**Trecho do documento**
⟨
Sede da Celepar. Foto: Felipe Barboza/Celepar
O governo do Paraná quer no mínimo R$ 1,3 bilhão pela Celepar, estatal de tecnologia paranaense, que vai a leilão na B3 no dia 17 de março.
Vale destacar que a Celepar tem hoje R$ 2,6 bilhões em 134 contratos ativos com o governo, que seria aquilo que um eventual comprador está adquirindo efetivamente.
Poderão participar do leilão empresas brasileiras ou estrangeiras, isoladamente ou em consórcio, além de instituições financeiras, Fundos de Investimento em Participações (FIPs) e entidades de previdência complementar.
O edital estabelece que os interessados deverão comprovar regularidade jurídica, fiscal, trabalhista, econômico-financeira e qualificação técnica, demonstrando experiência prévia na execução de serviços de tecnologia da informação com grau de complexidade tecnológica e operacional equivalente ou superior ao da Celepar.
Mesmo após a desestatização, o estado manterá uma Ação de Classe Especial (Golden Share), mecanismo que assegura direitos de veto em decisões estratégicas, em especial quanto à alteração da sede da Companhia e à transferência das infraestruturas físicas de armazenamento e processamento de dados.
A lei estadual que autorizou a venda estabelece que os dados devem permanecer no Paraná por, no mínimo, dez anos.
⟩
(Registros de uma coleta de dados)
⟨
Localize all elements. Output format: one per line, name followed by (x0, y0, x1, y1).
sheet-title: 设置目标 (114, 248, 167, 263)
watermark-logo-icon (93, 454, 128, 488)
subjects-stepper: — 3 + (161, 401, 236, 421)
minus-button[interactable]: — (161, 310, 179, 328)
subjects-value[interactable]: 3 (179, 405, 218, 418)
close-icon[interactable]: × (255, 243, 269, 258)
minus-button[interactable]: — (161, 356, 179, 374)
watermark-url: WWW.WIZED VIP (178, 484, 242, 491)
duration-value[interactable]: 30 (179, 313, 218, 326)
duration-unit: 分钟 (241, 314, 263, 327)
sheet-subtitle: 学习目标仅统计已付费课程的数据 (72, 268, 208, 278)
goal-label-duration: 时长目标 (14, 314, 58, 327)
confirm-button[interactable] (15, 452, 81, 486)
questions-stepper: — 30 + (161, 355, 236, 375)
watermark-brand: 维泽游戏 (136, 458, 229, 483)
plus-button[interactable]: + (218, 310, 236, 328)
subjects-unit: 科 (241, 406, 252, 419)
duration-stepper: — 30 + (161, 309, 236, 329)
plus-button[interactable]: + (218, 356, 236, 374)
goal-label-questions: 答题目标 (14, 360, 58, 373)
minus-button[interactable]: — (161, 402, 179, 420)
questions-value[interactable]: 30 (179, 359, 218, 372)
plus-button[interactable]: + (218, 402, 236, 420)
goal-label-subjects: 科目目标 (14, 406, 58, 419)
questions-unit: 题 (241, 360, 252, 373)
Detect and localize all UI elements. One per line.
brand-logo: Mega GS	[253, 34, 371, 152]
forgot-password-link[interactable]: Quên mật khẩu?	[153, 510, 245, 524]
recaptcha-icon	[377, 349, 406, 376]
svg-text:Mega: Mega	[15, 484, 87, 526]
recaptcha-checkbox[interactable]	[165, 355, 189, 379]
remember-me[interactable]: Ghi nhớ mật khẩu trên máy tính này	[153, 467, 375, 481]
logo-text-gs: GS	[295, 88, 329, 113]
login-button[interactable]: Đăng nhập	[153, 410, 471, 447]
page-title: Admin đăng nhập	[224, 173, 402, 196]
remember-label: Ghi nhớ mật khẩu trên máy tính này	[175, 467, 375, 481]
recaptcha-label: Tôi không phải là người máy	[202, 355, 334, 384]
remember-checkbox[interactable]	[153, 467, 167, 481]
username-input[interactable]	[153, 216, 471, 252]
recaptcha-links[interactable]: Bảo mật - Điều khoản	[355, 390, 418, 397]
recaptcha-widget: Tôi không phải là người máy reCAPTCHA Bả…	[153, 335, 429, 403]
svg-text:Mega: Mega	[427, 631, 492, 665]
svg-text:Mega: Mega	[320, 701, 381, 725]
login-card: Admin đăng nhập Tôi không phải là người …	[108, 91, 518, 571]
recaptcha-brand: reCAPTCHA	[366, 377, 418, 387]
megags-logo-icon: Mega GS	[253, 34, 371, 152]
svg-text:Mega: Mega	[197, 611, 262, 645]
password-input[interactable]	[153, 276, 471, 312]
⟩
**Suas tarefas**
[1] No texto sobre o leilão da Celepar, em que data a estatal vai a leilão na B3?
[2] Prossiga o texto sobre o leilão da Celepar a partir da última frase.
Os registros são um material à parte, independente do texto.

**Suas respostas**
[1] No dia 17 de março.

[2]
Caso seja confirmada, a venda da Celepar será um marco do setor de tecnologia no Brasil.
A empresa seria a primeira estatal estadual de tecnologia (as famosas Prods, criadas na maioria dos casos nos anos 70) a se tornar uma empresa privada.
Mesmo no caso das empresas municipais de tecnologia, presentes nas capitais e algumas cidades grandes do interior, a imensa maioria é pública, com a notável exceção de Curibiba, que tem uma espécie de PPP nessa posição, o ICI.
Fundada em 1964, a Celepar foi a primeira empresa pública estadual de Tecnologia da Informação do Brasil.
Entre 2021 e 2024, a receita da estatal aumentou 75%, chegando a R$ 495 milhões. No mesmo período, o EBITDA mais que quadruplicou, para R$ 151 milhões, e a margem saltou de 18 pontos porcentuais para 30,6%.
Hoje a Celepar é a segunda maior empresa estadual de TI do País, atrás apenas da Prodesp, de São Paulo.